### Source records
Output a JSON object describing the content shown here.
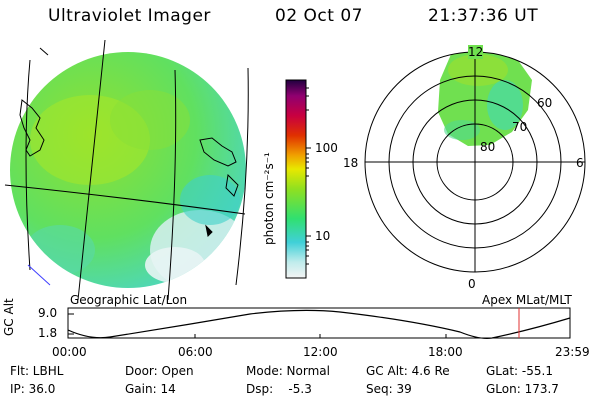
{
  "header": {
    "title": "Ultraviolet Imager",
    "date": "02 Oct 07",
    "time": "21:37:36 UT"
  },
  "panels": {
    "geographic_label": "Geographic Lat/Lon",
    "apex_label": "Apex MLat/MLT"
  },
  "colorbar": {
    "unit_label": "photon cm⁻²s⁻¹",
    "ticks": [
      "100",
      "10"
    ],
    "colors": [
      "#f0f0f0",
      "#b8e8e8",
      "#40d0d8",
      "#30e070",
      "#90e020",
      "#e0e000",
      "#f0a000",
      "#e03000",
      "#c00060",
      "#300050"
    ]
  },
  "polar": {
    "mlt_labels": [
      "12",
      "18",
      "6",
      "0"
    ],
    "lat_labels": [
      "60",
      "70",
      "80"
    ]
  },
  "altitude_plot": {
    "ylabel": "GC Alt",
    "yticks": [
      "9.0",
      "1.8"
    ],
    "xticks": [
      "00:00",
      "06:00",
      "12:00",
      "18:00",
      "23:59"
    ],
    "marker_color": "#e03030"
  },
  "info": {
    "flt": "Flt: LBHL",
    "ip": "IP: 36.0",
    "door": "Door: Open",
    "gain": "Gain: 14",
    "mode": "Mode: Normal",
    "dsp": "Dsp:    -5.3",
    "gcalt": "GC Alt: 4.6 Re",
    "seq": "Seq: 39",
    "glat": "GLat: -55.1",
    "glon": "GLon: 173.7"
  }
}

### Written problem
Reproduce the data above in full, exactly as it is, with the pictures left out.

### Complete output
Output a JSON object describing the content shown here.
{
  "header": {
    "title": "Ultraviolet Imager",
    "date": "02 Oct 07",
    "time": "21:37:36 UT"
  },
  "panels": {
    "geographic_label": "Geographic Lat/Lon",
    "apex_label": "Apex MLat/MLT"
  },
  "colorbar": {
    "unit_label": "photon cm⁻²s⁻¹",
    "ticks": [
      "100",
      "10"
    ],
    "colors": [
      "#f0f0f0",
      "#b8e8e8",
      "#40d0d8",
      "#30e070",
      "#90e020",
      "#e0e000",
      "#f0a000",
      "#e03000",
      "#c00060",
      "#300050"
    ]
  },
  "polar": {
    "mlt_labels": [
      "12",
      "18",
      "6",
      "0"
    ],
    "lat_labels": [
      "60",
      "70",
      "80"
    ]
  },
  "altitude_plot": {
    "ylabel": "GC Alt",
    "yticks": [
      "9.0",
      "1.8"
    ],
    "xticks": [
      "00:00",
      "06:00",
      "12:00",
      "18:00",
      "23:59"
    ],
    "marker_color": "#e03030"
  },
  "info": {
    "flt": "Flt: LBHL",
    "ip": "IP: 36.0",
    "door": "Door: Open",
    "gain": "Gain: 14",
    "mode": "Mode: Normal",
    "dsp": "Dsp:    -5.3",
    "gcalt": "GC Alt: 4.6 Re",
    "seq": "Seq: 39",
    "glat": "GLat: -55.1",
    "glon": "GLon: 173.7"
  }
}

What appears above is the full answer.